BEGIN TEXT SECTION
But perhaps most troubling to Ayd was the discovery that, when given in hefty doses, the
drug produced what is called a dystonic reaction, a rigidity in muscle movements and an awkwardness of gait, a shuffling sort of step—and sometimes still worse symptoms. In 1955 Ayd shot a film of a patient on a high dose of Thorazine who had become twisted up like a pretzel, his limbs entwined. Concerned, and perhaps confused, Ayd showed the film to pharmacologists at Smith, Kline & French, who in turn asked for input from neurologists, some of whom, still under the psychoanalytic sway in this country, dismissed the reaction as “hysterical.” In those days, even Parkinson’s disease, an affliction of dopamine deficiency which leads to loss of motor control and causes patients to spasm and stiffen, tended to be seen as a condition related to repressed anger immobilizing the victim.
But the dystonic reactions that Ayd had observed could not be easily dismissed. As doctors experimented with doses, raising them in the hopes of making a good effect great, over time some patients displayed bizarre behaviors—tongue thrusting, lip smacking, restlessness, involuntary movement of their torso and limbs, a constellation of symptoms known as tardive dyskinesia. The condition could in some, but not all, cases be reversed with the administration of anticholinergic drugs, which are intended to counteract the release of the neurotransmitter acetylcholine at neuromuscular junctions and thereby prevent muscle contraction. Tardive dyskinesia eventually affects 32 percent of patients taking neuroleptics after five years, 57 percent after fifteen years, and 68 percent after twenty-five years. Given the severity of the side effects, one would think that the newfound enthusiasm for Thorazine might have been dampened, but it wasn’t. The profits of SK&F continued to rise while newly released patients slowly felt their way into lives so quiet and calm they must have seemed almost as strange as their now defunct hallucinations once had.
END TEXT SECTION
* [EXERCISE BRIEF]: Copy the Thorazine side-effects passage word for word from "But perhaps most" to "immobilizing the victim.".
BEGIN THE DATA
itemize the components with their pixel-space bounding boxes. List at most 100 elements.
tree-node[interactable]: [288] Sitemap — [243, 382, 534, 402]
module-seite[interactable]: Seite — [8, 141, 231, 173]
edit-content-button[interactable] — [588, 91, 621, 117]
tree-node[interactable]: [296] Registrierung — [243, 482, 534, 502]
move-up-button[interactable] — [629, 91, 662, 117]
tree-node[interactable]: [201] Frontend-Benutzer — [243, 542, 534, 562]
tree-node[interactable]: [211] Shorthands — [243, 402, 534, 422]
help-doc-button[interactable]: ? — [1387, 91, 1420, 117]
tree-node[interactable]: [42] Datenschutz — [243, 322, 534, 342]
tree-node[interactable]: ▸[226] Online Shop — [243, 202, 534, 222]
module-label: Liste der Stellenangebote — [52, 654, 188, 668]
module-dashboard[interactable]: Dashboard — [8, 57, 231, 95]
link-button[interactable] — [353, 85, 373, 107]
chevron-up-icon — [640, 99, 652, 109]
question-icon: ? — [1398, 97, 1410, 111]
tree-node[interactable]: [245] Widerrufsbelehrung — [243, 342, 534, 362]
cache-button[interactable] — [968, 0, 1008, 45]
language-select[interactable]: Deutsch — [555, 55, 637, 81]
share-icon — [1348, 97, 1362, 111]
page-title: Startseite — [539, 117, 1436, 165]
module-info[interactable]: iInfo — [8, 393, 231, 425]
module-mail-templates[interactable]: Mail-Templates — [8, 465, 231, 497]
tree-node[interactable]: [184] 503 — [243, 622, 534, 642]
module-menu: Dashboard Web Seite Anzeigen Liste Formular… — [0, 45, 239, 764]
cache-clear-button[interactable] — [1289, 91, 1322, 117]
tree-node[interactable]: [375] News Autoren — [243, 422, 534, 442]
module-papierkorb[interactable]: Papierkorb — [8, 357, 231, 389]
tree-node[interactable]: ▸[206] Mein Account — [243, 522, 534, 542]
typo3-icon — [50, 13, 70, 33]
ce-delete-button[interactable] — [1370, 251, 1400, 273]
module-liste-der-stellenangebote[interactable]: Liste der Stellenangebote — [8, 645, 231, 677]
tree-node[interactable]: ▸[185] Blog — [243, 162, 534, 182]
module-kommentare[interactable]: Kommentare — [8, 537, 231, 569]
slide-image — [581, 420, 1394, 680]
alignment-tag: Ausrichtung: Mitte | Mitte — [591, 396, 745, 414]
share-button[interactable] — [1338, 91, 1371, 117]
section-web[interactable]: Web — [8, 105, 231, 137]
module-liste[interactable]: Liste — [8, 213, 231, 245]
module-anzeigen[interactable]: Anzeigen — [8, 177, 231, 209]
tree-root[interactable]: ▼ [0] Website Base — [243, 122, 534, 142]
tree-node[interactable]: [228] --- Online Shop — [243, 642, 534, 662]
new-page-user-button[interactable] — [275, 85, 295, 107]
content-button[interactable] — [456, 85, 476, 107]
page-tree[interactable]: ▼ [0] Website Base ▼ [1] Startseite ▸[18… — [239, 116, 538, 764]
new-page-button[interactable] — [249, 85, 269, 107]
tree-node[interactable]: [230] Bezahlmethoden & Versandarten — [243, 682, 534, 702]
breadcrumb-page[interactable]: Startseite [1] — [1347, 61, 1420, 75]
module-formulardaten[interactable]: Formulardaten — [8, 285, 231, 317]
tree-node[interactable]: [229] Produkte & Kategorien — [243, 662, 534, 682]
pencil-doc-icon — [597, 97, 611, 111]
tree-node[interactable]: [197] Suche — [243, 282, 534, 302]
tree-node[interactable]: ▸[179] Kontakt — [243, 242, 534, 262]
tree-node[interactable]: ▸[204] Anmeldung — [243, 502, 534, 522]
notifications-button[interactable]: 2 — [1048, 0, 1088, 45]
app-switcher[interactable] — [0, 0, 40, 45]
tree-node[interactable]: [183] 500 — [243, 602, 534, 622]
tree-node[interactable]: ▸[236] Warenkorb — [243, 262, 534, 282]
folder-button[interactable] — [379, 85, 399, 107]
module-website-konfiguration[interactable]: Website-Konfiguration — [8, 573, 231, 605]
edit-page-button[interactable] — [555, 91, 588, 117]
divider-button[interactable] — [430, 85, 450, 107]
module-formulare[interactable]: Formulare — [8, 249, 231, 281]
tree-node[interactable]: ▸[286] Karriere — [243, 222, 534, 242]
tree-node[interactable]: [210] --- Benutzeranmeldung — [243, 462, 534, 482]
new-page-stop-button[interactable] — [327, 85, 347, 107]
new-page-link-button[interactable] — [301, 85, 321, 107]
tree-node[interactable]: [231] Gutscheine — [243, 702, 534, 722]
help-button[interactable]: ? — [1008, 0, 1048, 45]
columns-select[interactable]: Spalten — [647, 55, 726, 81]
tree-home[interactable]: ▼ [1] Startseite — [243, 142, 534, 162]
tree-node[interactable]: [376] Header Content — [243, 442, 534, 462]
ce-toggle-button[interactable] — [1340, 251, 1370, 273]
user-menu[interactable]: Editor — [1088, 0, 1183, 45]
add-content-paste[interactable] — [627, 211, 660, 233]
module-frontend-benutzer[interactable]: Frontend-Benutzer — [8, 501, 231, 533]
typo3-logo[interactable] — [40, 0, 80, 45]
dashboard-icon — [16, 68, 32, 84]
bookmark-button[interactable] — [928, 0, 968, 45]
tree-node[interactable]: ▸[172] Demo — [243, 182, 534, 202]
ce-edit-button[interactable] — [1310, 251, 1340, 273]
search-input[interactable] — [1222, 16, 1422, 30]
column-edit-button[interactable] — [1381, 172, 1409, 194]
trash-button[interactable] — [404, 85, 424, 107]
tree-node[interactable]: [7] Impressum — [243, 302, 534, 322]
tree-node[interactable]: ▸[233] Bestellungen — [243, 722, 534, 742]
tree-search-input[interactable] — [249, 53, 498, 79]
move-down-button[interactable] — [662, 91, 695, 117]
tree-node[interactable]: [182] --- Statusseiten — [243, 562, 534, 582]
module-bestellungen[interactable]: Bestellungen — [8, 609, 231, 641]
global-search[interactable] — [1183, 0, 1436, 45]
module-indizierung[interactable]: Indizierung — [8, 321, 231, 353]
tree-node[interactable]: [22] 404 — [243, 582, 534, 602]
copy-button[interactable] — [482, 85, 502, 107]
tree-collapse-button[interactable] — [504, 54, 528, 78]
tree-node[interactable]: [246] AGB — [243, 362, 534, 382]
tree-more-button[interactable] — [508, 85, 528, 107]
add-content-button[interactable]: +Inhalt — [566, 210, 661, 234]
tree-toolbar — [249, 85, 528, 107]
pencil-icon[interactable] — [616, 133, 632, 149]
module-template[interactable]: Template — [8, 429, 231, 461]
END THE DATA
* [TASK RESPONSE]:
But perhaps most troubling to Ayd was the discovery that, when given in hefty doses, the
drug produced what is called a dystonic reaction, a rigidity in muscle movements and an awkwardness of gait, a shuffling sort of step—and sometimes still worse symptoms. In 1955 Ayd shot a film of a patient on a high dose of Thorazine who had become twisted up like a pretzel, his limbs entwined. Concerned, and perhaps confused, Ayd showed the film to pharmacologists at Smith, Kline & French, who in turn asked for input from neurologists, some of whom, still under the psychoanalytic sway in this country, dismissed the reaction as “hysterical.” In those days, even Parkinson’s disease, an affliction of dopamine deficiency which leads to loss of motor control and causes patients to spasm and stiffen, tended to be seen as a condition related to repressed anger immobilizing the victim.